Search the listing below for the string "realizează" and copy every line where it occurs.

+---+

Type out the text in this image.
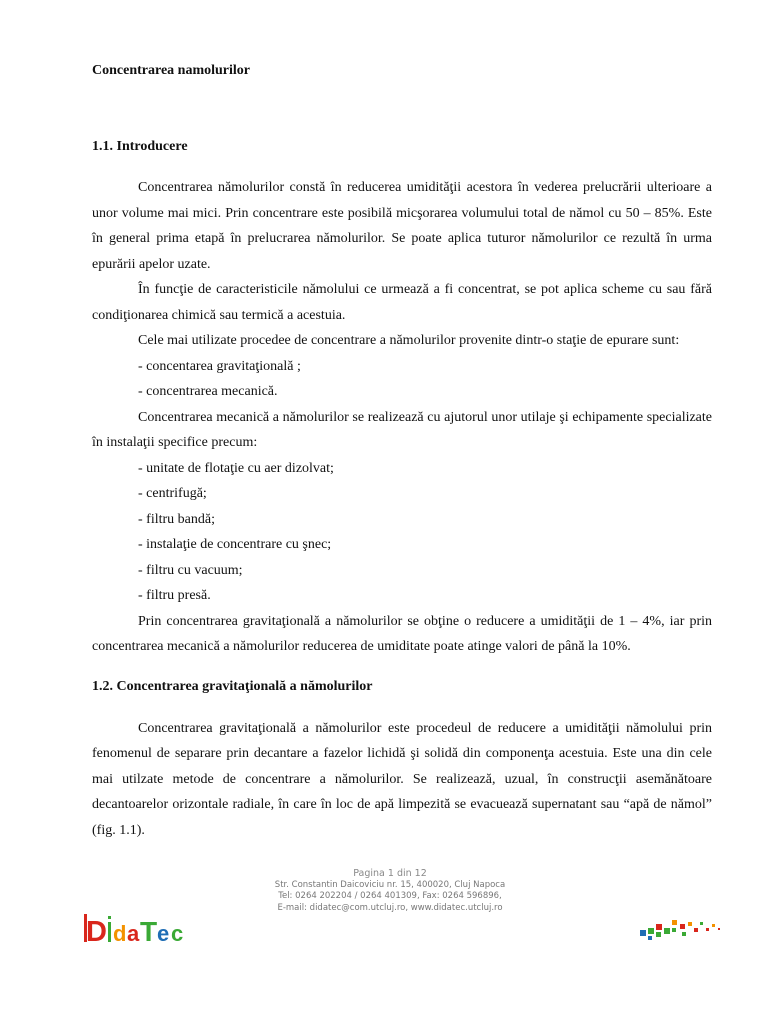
Concentrarea namolurilor

1.1. Introducere

Concentrarea nămolurilor constă în reducerea umidităţii acestora în vederea prelucrării ulterioare a unor volume mai mici. Prin concentrare este posibilă micşorarea volumului total de nămol cu 50 – 85%. Este în general prima etapă în prelucrarea nămolurilor. Se poate aplica tuturor nămolurilor ce rezultă în urma epurării apelor uzate.

În funcţie de caracteristicile nămolului ce urmează a fi concentrat, se pot aplica scheme cu sau fără condiţionarea chimică sau termică a acestuia.

Cele mai utilizate procedee de concentrare a nămolurilor provenite dintr-o staţie de epurare sunt:

- concentarea gravitaţională ;

- concentrarea mecanică.

Concentrarea mecanică a nămolurilor se realizează cu ajutorul unor utilaje şi echipamente specializate în instalaţii specifice precum:

- unitate de flotaţie cu aer dizolvat;

- centrifugă;

- filtru bandă;

- instalaţie de concentrare cu şnec;

- filtru cu vacuum;

- filtru presă.

Prin concentrarea gravitaţională a nămolurilor se obţine o reducere a umidităţii de 1 – 4%, iar prin concentrarea mecanică a nămolurilor reducerea de umiditate poate atinge valori de până la 10%.

1.2. Concentrarea gravitaţională a nămolurilor

Concentrarea gravitaţională a nămolurilor este procedeul de reducere a umidităţii nămolului prin fenomenul de separare prin decantare a fazelor lichidă şi solidă din componenţa acestuia. Este una din cele mai utilzate metode de concentrare a nămolurilor. Se realizează, uzual, în construcţii asemănătoare decantoarelor orizontale radiale, în care în loc de apă limpezită se evacuează supernatant sau “apă de nămol” (fig. 1.1).

Pagina 1 din 12
Str. Constantin Daicoviciu nr. 15, 400020, Cluj Napoca
Tel: 0264 202204 / 0264 401309, Fax: 0264 596896,
E-mail: didatec@com.utcluj.ro, www.didatec.utcluj.ro
D d a T e c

+---+

### EXERCISE RESULT
Concentrarea mecanică a nămolurilor se realizează cu ajutorul unor utilaje şi echipamente specializate în instalaţii specifice precum:
Concentrarea gravitaţională a nămolurilor este procedeul de reducere a umidităţii nămolului prin fenomenul de separare prin decantare a fazelor lichidă şi solidă din componenţa acestuia. Este una din cele mai utilzate metode de concentrare a nămolurilor. Se realizează, uzual, în construcţii asemănătoare decantoarelor orizontale radiale, în care în loc de apă limpezită se evacuează supernatant sau “apă de nămol” (fig. 1.1).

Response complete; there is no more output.